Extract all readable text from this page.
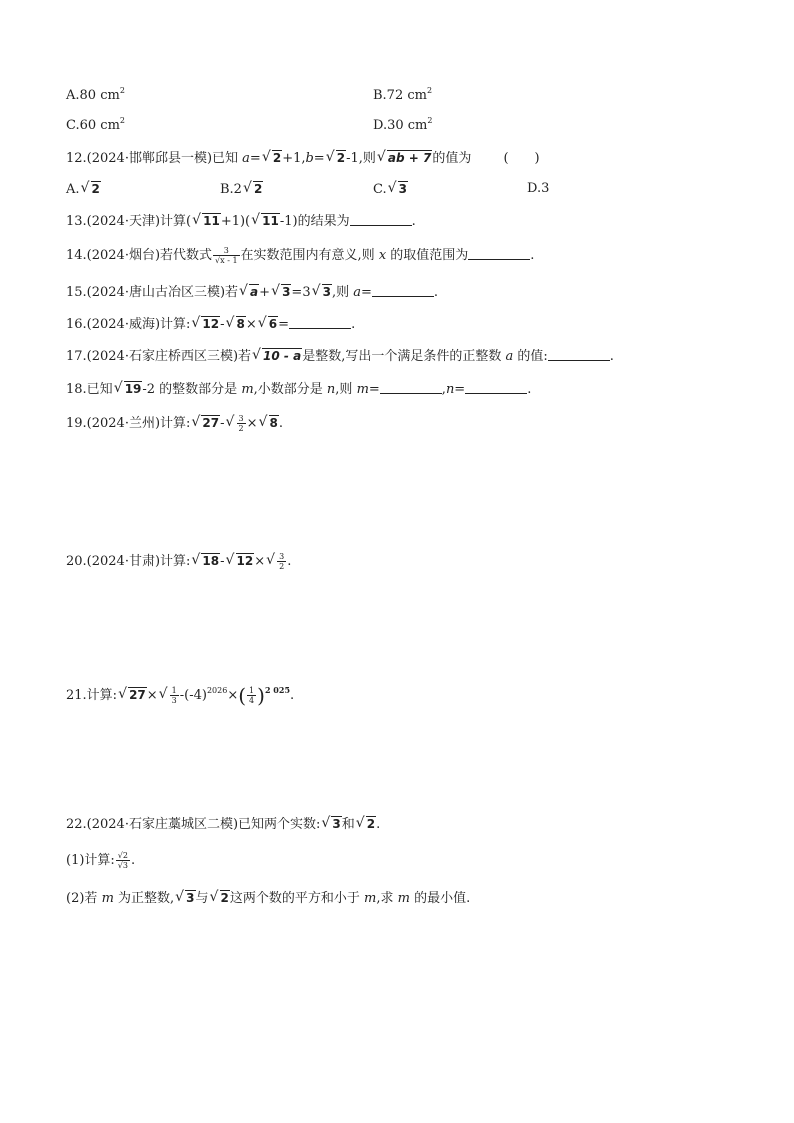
A.80 $cm^2$	B.72 $cm^2$
C.60 $cm^2$	D.30 $cm^2$
12.(2024·邯郸邱县一模)已知 a= √ 2+1,b= √ 2-1,则 √ ab + 7的值为 (　　)
A. √ 2	B.2 √ 2	C. √ 3	D.3
13.(2024·天津)计算( √ 11+1)( √ 11-1)的结果为	.
14.(2024·烟台)若代数式 $\frac{3}{√x - 1}$ 在实数范围内有意义,则 x 的取值范围为	.
15.(2024·唐山古冶区三模)若 √ a+ √ 3=3 √ 3,则 a=	.
16.(2024·威海)计算: √ 12- √ 8× √ 6=	.
17.(2024·石家庄桥西区三模)若 √ 10 - a是整数,写出一个满足条件的正整数 a 的值:	.
18.已知 √ 19-2 的整数部分是 m,小数部分是 n,则 m=	,n=	.
19.(2024·兰州)计算: √ 27- √ $\frac{3}{2}$ × √ 8.
20.(2024·甘肃)计算: √ 18- √ 12× √ $\frac{3}{2}$ .
21.计算: √ 27× √ $\frac{1}{3} -(-4)^{2026}\times( \frac{1}{4} )^{2 025}$.
22.(2024·石家庄藁城区二模)已知两个实数: √ 3和 √ 2.
(1)计算: $\frac{√2}{√3}$ .
(2)若 m 为正整数, √ 3与 √ 2这两个数的平方和小于 m,求 m 的最小值.
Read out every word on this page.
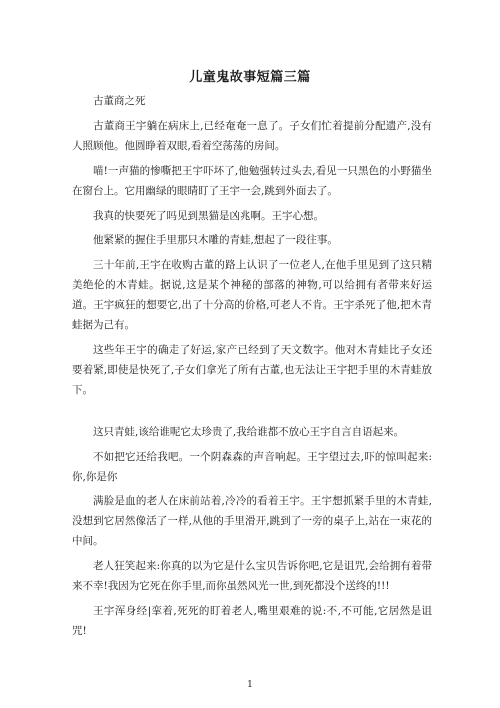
儿童鬼故事短篇三篇

古董商之死

古董商王宇躺在病床上,已经奄奄一息了。子女们忙着提前分配遗产,没有人照顾他。他圆睁着双眼,看着空荡荡的房间。

喵!一声猫的惨嘶把王宇吓坏了,他勉强转过头去,看见一只黑色的小野猫坐在窗台上。它用幽绿的眼睛盯了王宇一会,跳到外面去了。

我真的快要死了吗见到黑猫是凶兆啊。王宇心想。

他紧紧的握住手里那只木雕的青蛙,想起了一段往事。

三十年前,王宇在收购古董的路上认识了一位老人,在他手里见到了这只精美绝伦的木青蛙。据说,这是某个神秘的部落的神物,可以给拥有者带来好运道。王宇疯狂的想要它,出了十分高的价格,可老人不肯。王宇杀死了他,把木青蛙据为己有。

这些年王宇的确走了好运,家产已经到了天文数字。他对木青蛙比子女还要着紧,即使是快死了,子女们拿光了所有古董,也无法让王宇把手里的木青蛙放下。

这只青蛙,该给谁呢它太珍贵了,我给谁都不放心王宇自言自语起来。

不如把它还给我吧。一个阴森森的声音响起。王宇望过去,吓的惊叫起来:你,你是你

满脸是血的老人在床前站着,冷冷的看着王宇。王宇想抓紧手里的木青蛙,没想到它居然像活了一样,从他的手里滑开,跳到了一旁的桌子上,站在一束花的中间。

老人狂笑起来:你真的以为它是什么宝贝告诉你吧,它是诅咒,会给拥有着带来不幸!我因为它死在你手里,而你虽然风光一世,到死都没个送终的!!!

王宇浑身经|挛着,死死的盯着老人,嘴里艰难的说:不,不可能,它居然是诅咒!

1
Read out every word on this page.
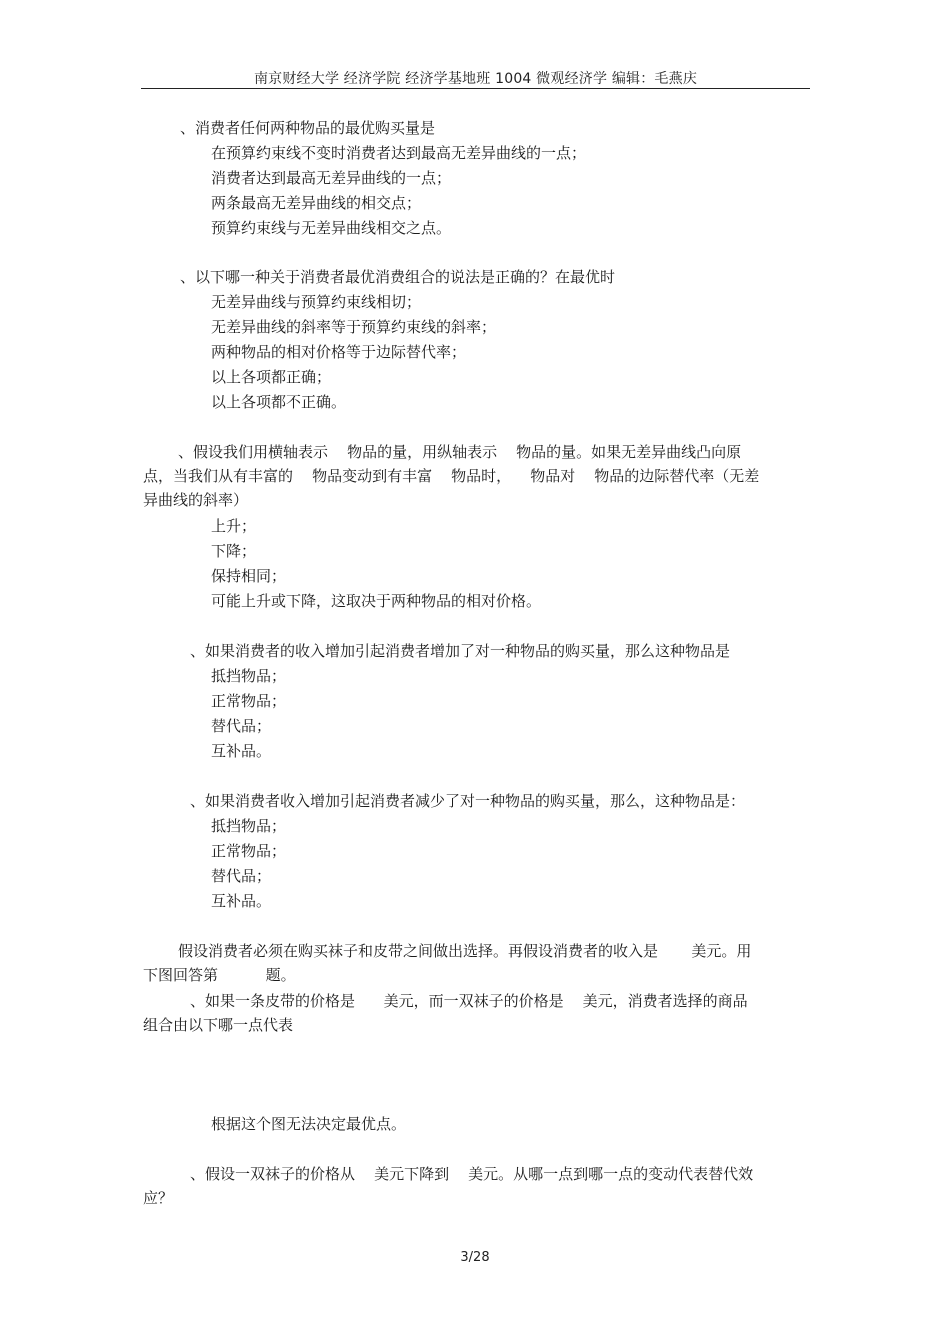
南京财经大学 经济学院 经济学基地班 1004 微观经济学 编辑：毛燕庆
、消费者任何两种物品的最优购买量是
在预算约束线不变时消费者达到最高无差异曲线的一点；
消费者达到最高无差异曲线的一点；
两条最高无差异曲线的相交点；
预算约束线与无差异曲线相交之点。
、以下哪一种关于消费者最优消费组合的说法是正确的？在最优时
无差异曲线与预算约束线相切；
无差异曲线的斜率等于预算约束线的斜率；
两种物品的相对价格等于边际替代率；
以上各项都正确；
以上各项都不正确。
、假设我们用横轴表示    物品的量，用纵轴表示    物品的量。如果无差异曲线凸向原
点，当我们从有丰富的    物品变动到有丰富    物品时，    物品对    物品的边际替代率（无差
异曲线的斜率）
上升；
下降；
保持相同；
可能上升或下降，这取决于两种物品的相对价格。
、如果消费者的收入增加引起消费者增加了对一种物品的购买量，那么这种物品是
抵挡物品；
正常物品；
替代品；
互补品。
、如果消费者收入增加引起消费者减少了对一种物品的购买量，那么，这种物品是：
抵挡物品；
正常物品；
替代品；
互补品。
假设消费者必须在购买袜子和皮带之间做出选择。再假设消费者的收入是       美元。用
下图回答第          题。
、如果一条皮带的价格是      美元，而一双袜子的价格是    美元，消费者选择的商品
组合由以下哪一点代表
根据这个图无法决定最优点。
、假设一双袜子的价格从    美元下降到    美元。从哪一点到哪一点的变动代表替代效
应？
3/28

--*--

■ YOUR OBJECTIVE ■
Omit the pictures and give the material again, exactly and in full.

■ THE OUTPUT ■
Extract all readable text from this page.
A.80 $cm^2$	B.72 $cm^2$
C.60 $cm^2$	D.30 $cm^2$
12.(2024·邯郸邱县一模)已知 a= √ 2+1,b= √ 2-1,则 √ ab + 7的值为 (　　)
A. √ 2	B.2 √ 2	C. √ 3	D.3
13.(2024·天津)计算( √ 11+1)( √ 11-1)的结果为	.
14.(2024·烟台)若代数式 $\frac{3}{√x - 1}$ 在实数范围内有意义,则 x 的取值范围为	.
15.(2024·唐山古冶区三模)若 √ a+ √ 3=3 √ 3,则 a=	.
16.(2024·威海)计算: √ 12- √ 8× √ 6=	.
17.(2024·石家庄桥西区三模)若 √ 10 - a是整数,写出一个满足条件的正整数 a 的值:	.
18.已知 √ 19-2 的整数部分是 m,小数部分是 n,则 m=	,n=	.
19.(2024·兰州)计算: √ 27- √ $\frac{3}{2}$ × √ 8.
20.(2024·甘肃)计算: √ 18- √ 12× √ $\frac{3}{2}$ .
21.计算: √ 27× √ $\frac{1}{3} -(-4)^{2026}\times( \frac{1}{4} )^{2 025}$.
22.(2024·石家庄藁城区二模)已知两个实数: √ 3和 √ 2.
(1)计算: $\frac{√2}{√3}$ .
(2)若 m 为正整数, √ 3与 √ 2这两个数的平方和小于 m,求 m 的最小值.
Read out every word on this page.
儿童鬼故事短篇三篇

古董商之死

古董商王宇躺在病床上,已经奄奄一息了。子女们忙着提前分配遗产,没有人照顾他。他圆睁着双眼,看着空荡荡的房间。

喵!一声猫的惨嘶把王宇吓坏了,他勉强转过头去,看见一只黑色的小野猫坐在窗台上。它用幽绿的眼睛盯了王宇一会,跳到外面去了。

我真的快要死了吗见到黑猫是凶兆啊。王宇心想。

他紧紧的握住手里那只木雕的青蛙,想起了一段往事。

三十年前,王宇在收购古董的路上认识了一位老人,在他手里见到了这只精美绝伦的木青蛙。据说,这是某个神秘的部落的神物,可以给拥有者带来好运道。王宇疯狂的想要它,出了十分高的价格,可老人不肯。王宇杀死了他,把木青蛙据为己有。

这些年王宇的确走了好运,家产已经到了天文数字。他对木青蛙比子女还要着紧,即使是快死了,子女们拿光了所有古董,也无法让王宇把手里的木青蛙放下。

这只青蛙,该给谁呢它太珍贵了,我给谁都不放心王宇自言自语起来。

不如把它还给我吧。一个阴森森的声音响起。王宇望过去,吓的惊叫起来:你,你是你

满脸是血的老人在床前站着,冷冷的看着王宇。王宇想抓紧手里的木青蛙,没想到它居然像活了一样,从他的手里滑开,跳到了一旁的桌子上,站在一束花的中间。

老人狂笑起来:你真的以为它是什么宝贝告诉你吧,它是诅咒,会给拥有着带来不幸!我因为它死在你手里,而你虽然风光一世,到死都没个送终的!!!

王宇浑身经|挛着,死死的盯着老人,嘴里艰难的说:不,不可能,它居然是诅咒!

1
Read out every word on this page.
南京财经大学 经济学院 经济学基地班 1004 微观经济学 编辑：毛燕庆
、消费者任何两种物品的最优购买量是
在预算约束线不变时消费者达到最高无差异曲线的一点；
消费者达到最高无差异曲线的一点；
两条最高无差异曲线的相交点；
预算约束线与无差异曲线相交之点。
、以下哪一种关于消费者最优消费组合的说法是正确的？在最优时
无差异曲线与预算约束线相切；
无差异曲线的斜率等于预算约束线的斜率；
两种物品的相对价格等于边际替代率；
以上各项都正确；
以上各项都不正确。
、假设我们用横轴表示    物品的量，用纵轴表示    物品的量。如果无差异曲线凸向原
点，当我们从有丰富的    物品变动到有丰富    物品时，    物品对    物品的边际替代率（无差
异曲线的斜率）
上升；
下降；
保持相同；
可能上升或下降，这取决于两种物品的相对价格。
、如果消费者的收入增加引起消费者增加了对一种物品的购买量，那么这种物品是
抵挡物品；
正常物品；
替代品；
互补品。
、如果消费者收入增加引起消费者减少了对一种物品的购买量，那么，这种物品是：
抵挡物品；
正常物品；
替代品；
互补品。
假设消费者必须在购买袜子和皮带之间做出选择。再假设消费者的收入是       美元。用
下图回答第          题。
、如果一条皮带的价格是      美元，而一双袜子的价格是    美元，消费者选择的商品
组合由以下哪一点代表
根据这个图无法决定最优点。
、假设一双袜子的价格从    美元下降到    美元。从哪一点到哪一点的变动代表替代效
应？
3/28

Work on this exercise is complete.